Without the pictures, set down the records below word for word.
start Dataset excerpts
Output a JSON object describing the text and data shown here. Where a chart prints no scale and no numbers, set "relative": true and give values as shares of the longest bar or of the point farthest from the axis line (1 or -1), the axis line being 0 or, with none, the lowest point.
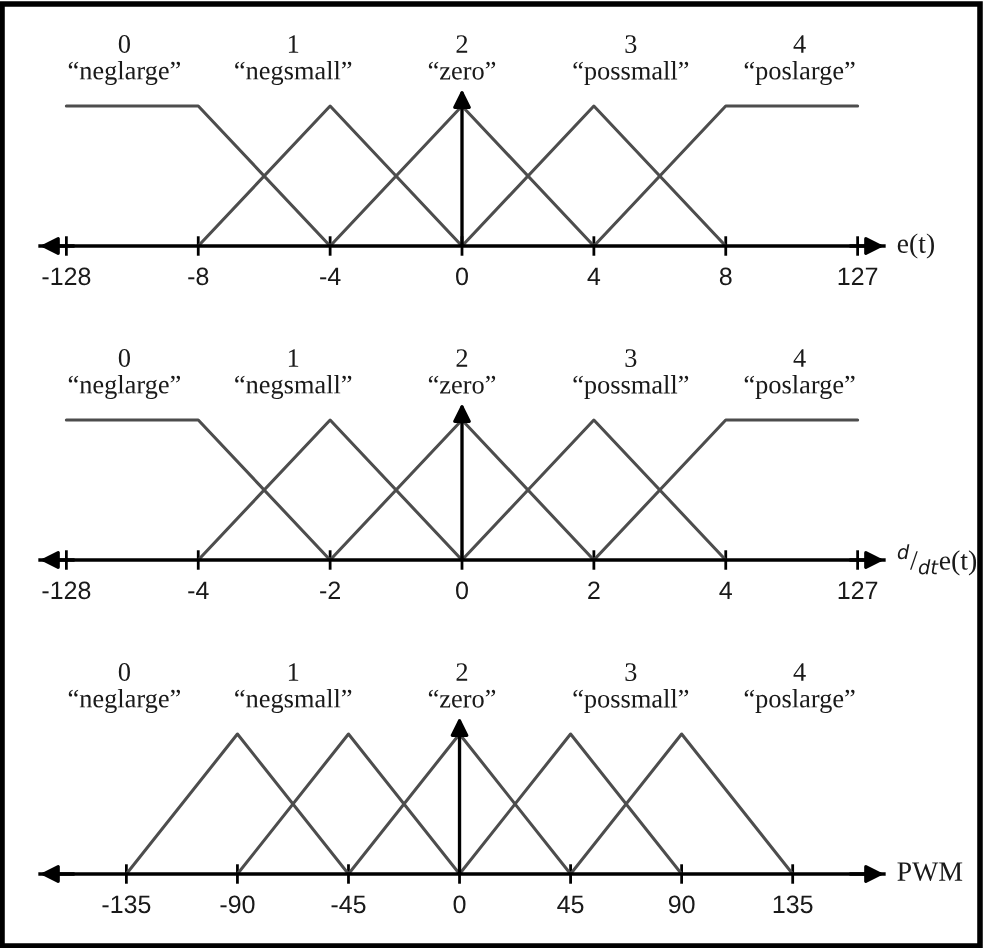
{
  "chart_data": [
    {
      "type": "line",
      "relative": true,
      "xlabel": "e(t)",
      "categories": [
        "-128",
        "-8",
        "-4",
        "0",
        "4",
        "8",
        "127"
      ],
      "series": [
        {
          "name": "0\n“neglarge”",
          "color": "#4d4d4d",
          "values": [
            1,
            1,
            0,
            null,
            null,
            null,
            null
          ]
        },
        {
          "name": "1\n“negsmall”",
          "color": "#4d4d4d",
          "values": [
            null,
            0,
            1,
            0,
            null,
            null,
            null
          ]
        },
        {
          "name": "2\n“zero”",
          "color": "#4d4d4d",
          "values": [
            null,
            null,
            0,
            1,
            0,
            null,
            null
          ]
        },
        {
          "name": "3\n“possmall”",
          "color": "#4d4d4d",
          "values": [
            null,
            null,
            null,
            0,
            1,
            0,
            null
          ]
        },
        {
          "name": "4\n“poslarge”",
          "color": "#4d4d4d",
          "values": [
            null,
            null,
            null,
            null,
            0,
            1,
            1
          ]
        }
      ],
      "ref_lines": [
        {
          "axis": "x",
          "value": "0",
          "color": "#000000"
        }
      ]
    },
    {
      "type": "line",
      "relative": true,
      "xlabel": "$^{d}$/$_{dt}$e(t)",
      "categories": [
        "-128",
        "-4",
        "-2",
        "0",
        "2",
        "4",
        "127"
      ],
      "series": [
        {
          "name": "0\n“neglarge”",
          "color": "#4d4d4d",
          "values": [
            1,
            1,
            0,
            null,
            null,
            null,
            null
          ]
        },
        {
          "name": "1\n“negsmall”",
          "color": "#4d4d4d",
          "values": [
            null,
            0,
            1,
            0,
            null,
            null,
            null
          ]
        },
        {
          "name": "2\n“zero”",
          "color": "#4d4d4d",
          "values": [
            null,
            null,
            0,
            1,
            0,
            null,
            null
          ]
        },
        {
          "name": "3\n“possmall”",
          "color": "#4d4d4d",
          "values": [
            null,
            null,
            null,
            0,
            1,
            0,
            null
          ]
        },
        {
          "name": "4\n“poslarge”",
          "color": "#4d4d4d",
          "values": [
            null,
            null,
            null,
            null,
            0,
            1,
            1
          ]
        }
      ],
      "ref_lines": [
        {
          "axis": "x",
          "value": "0",
          "color": "#000000"
        }
      ]
    },
    {
      "type": "line",
      "relative": true,
      "xlabel": "PWM",
      "x": [
        -135,
        -90,
        -45,
        0,
        45,
        90,
        135
      ],
      "xlim": [
        -170,
        172
      ],
      "xticks": [
        -135,
        -90,
        -45,
        0,
        45,
        90,
        135
      ],
      "series": [
        {
          "name": "0\n“neglarge”",
          "color": "#4d4d4d",
          "values": [
            0,
            1,
            0,
            null,
            null,
            null,
            null
          ]
        },
        {
          "name": "1\n“negsmall”",
          "color": "#4d4d4d",
          "values": [
            null,
            0,
            1,
            0,
            null,
            null,
            null
          ]
        },
        {
          "name": "2\n“zero”",
          "color": "#4d4d4d",
          "values": [
            null,
            null,
            0,
            1,
            0,
            null,
            null
          ]
        },
        {
          "name": "3\n“possmall”",
          "color": "#4d4d4d",
          "values": [
            null,
            null,
            null,
            0,
            1,
            0,
            null
          ]
        },
        {
          "name": "4\n“poslarge”",
          "color": "#4d4d4d",
          "values": [
            null,
            null,
            null,
            null,
            0,
            1,
            0
          ]
        }
      ],
      "ref_lines": [
        {
          "axis": "x",
          "value": 0,
          "color": "#000000"
        }
      ]
    }
  ]
}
end Dataset excerpts
• Solution for this exercise:
Output a JSON object describing the text and data shown here. Where a chart prints no scale and no numbers, set "relative": true and give values as shares of the longest bar or of the point farthest from the axis line (1 or -1), the axis line being 0 or, with none, the lowest point.
{
  "chart_data": [
    {
      "type": "line",
      "relative": true,
      "xlabel": "e(t)",
      "categories": [
        "-128",
        "-8",
        "-4",
        "0",
        "4",
        "8",
        "127"
      ],
      "series": [
        {
          "name": "0\n“neglarge”",
          "color": "#4d4d4d",
          "values": [
            1,
            1,
            0,
            null,
            null,
            null,
            null
          ]
        },
        {
          "name": "1\n“negsmall”",
          "color": "#4d4d4d",
          "values": [
            null,
            0,
            1,
            0,
            null,
            null,
            null
          ]
        },
        {
          "name": "2\n“zero”",
          "color": "#4d4d4d",
          "values": [
            null,
            null,
            0,
            1,
            0,
            null,
            null
          ]
        },
        {
          "name": "3\n“possmall”",
          "color": "#4d4d4d",
          "values": [
            null,
            null,
            null,
            0,
            1,
            0,
            null
          ]
        },
        {
          "name": "4\n“poslarge”",
          "color": "#4d4d4d",
          "values": [
            null,
            null,
            null,
            null,
            0,
            1,
            1
          ]
        }
      ],
      "ref_lines": [
        {
          "axis": "x",
          "value": "0",
          "color": "#000000"
        }
      ]
    },
    {
      "type": "line",
      "relative": true,
      "xlabel": "$^{d}$/$_{dt}$e(t)",
      "categories": [
        "-128",
        "-4",
        "-2",
        "0",
        "2",
        "4",
        "127"
      ],
      "series": [
        {
          "name": "0\n“neglarge”",
          "color": "#4d4d4d",
          "values": [
            1,
            1,
            0,
            null,
            null,
            null,
            null
          ]
        },
        {
          "name": "1\n“negsmall”",
          "color": "#4d4d4d",
          "values": [
            null,
            0,
            1,
            0,
            null,
            null,
            null
          ]
        },
        {
          "name": "2\n“zero”",
          "color": "#4d4d4d",
          "values": [
            null,
            null,
            0,
            1,
            0,
            null,
            null
          ]
        },
        {
          "name": "3\n“possmall”",
          "color": "#4d4d4d",
          "values": [
            null,
            null,
            null,
            0,
            1,
            0,
            null
          ]
        },
        {
          "name": "4\n“poslarge”",
          "color": "#4d4d4d",
          "values": [
            null,
            null,
            null,
            null,
            0,
            1,
            1
          ]
        }
      ],
      "ref_lines": [
        {
          "axis": "x",
          "value": "0",
          "color": "#000000"
        }
      ]
    },
    {
      "type": "line",
      "relative": true,
      "xlabel": "PWM",
      "x": [
        -135,
        -90,
        -45,
        0,
        45,
        90,
        135
      ],
      "xlim": [
        -170,
        172
      ],
      "xticks": [
        -135,
        -90,
        -45,
        0,
        45,
        90,
        135
      ],
      "series": [
        {
          "name": "0\n“neglarge”",
          "color": "#4d4d4d",
          "values": [
            0,
            1,
            0,
            null,
            null,
            null,
            null
          ]
        },
        {
          "name": "1\n“negsmall”",
          "color": "#4d4d4d",
          "values": [
            null,
            0,
            1,
            0,
            null,
            null,
            null
          ]
        },
        {
          "name": "2\n“zero”",
          "color": "#4d4d4d",
          "values": [
            null,
            null,
            0,
            1,
            0,
            null,
            null
          ]
        },
        {
          "name": "3\n“possmall”",
          "color": "#4d4d4d",
          "values": [
            null,
            null,
            null,
            0,
            1,
            0,
            null
          ]
        },
        {
          "name": "4\n“poslarge”",
          "color": "#4d4d4d",
          "values": [
            null,
            null,
            null,
            null,
            0,
            1,
            0
          ]
        }
      ],
      "ref_lines": [
        {
          "axis": "x",
          "value": 0,
          "color": "#000000"
        }
      ]
    }
  ]
}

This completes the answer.